_Exercise_. Please gather every line in the rows below that contains the string "tick". Case matters.

_Data_.
----
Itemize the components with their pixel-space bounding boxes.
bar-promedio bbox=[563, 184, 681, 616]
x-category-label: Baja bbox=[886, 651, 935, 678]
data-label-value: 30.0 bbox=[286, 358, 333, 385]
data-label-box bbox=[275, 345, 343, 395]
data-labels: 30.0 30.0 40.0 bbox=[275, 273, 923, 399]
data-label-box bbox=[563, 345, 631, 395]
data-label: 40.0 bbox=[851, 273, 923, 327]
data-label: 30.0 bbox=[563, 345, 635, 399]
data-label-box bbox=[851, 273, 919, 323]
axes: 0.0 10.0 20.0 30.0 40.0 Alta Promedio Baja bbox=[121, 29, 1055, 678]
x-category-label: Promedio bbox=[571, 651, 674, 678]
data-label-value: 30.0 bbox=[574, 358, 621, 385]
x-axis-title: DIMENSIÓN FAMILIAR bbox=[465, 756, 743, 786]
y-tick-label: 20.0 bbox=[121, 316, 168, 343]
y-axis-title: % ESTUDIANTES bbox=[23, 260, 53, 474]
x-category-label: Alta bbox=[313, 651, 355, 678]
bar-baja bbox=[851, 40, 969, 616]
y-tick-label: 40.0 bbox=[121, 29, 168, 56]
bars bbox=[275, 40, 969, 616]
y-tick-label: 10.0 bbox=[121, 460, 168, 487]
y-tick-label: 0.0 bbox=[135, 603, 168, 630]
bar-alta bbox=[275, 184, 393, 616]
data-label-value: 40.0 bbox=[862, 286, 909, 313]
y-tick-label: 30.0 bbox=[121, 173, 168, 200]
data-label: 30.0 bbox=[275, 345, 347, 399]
----
_Result of this task_.
y-tick-label: 20.0 bbox=[121, 316, 168, 343]
y-tick-label: 40.0 bbox=[121, 29, 168, 56]
y-tick-label: 10.0 bbox=[121, 460, 168, 487]
y-tick-label: 0.0 bbox=[135, 603, 168, 630]
y-tick-label: 30.0 bbox=[121, 173, 168, 200]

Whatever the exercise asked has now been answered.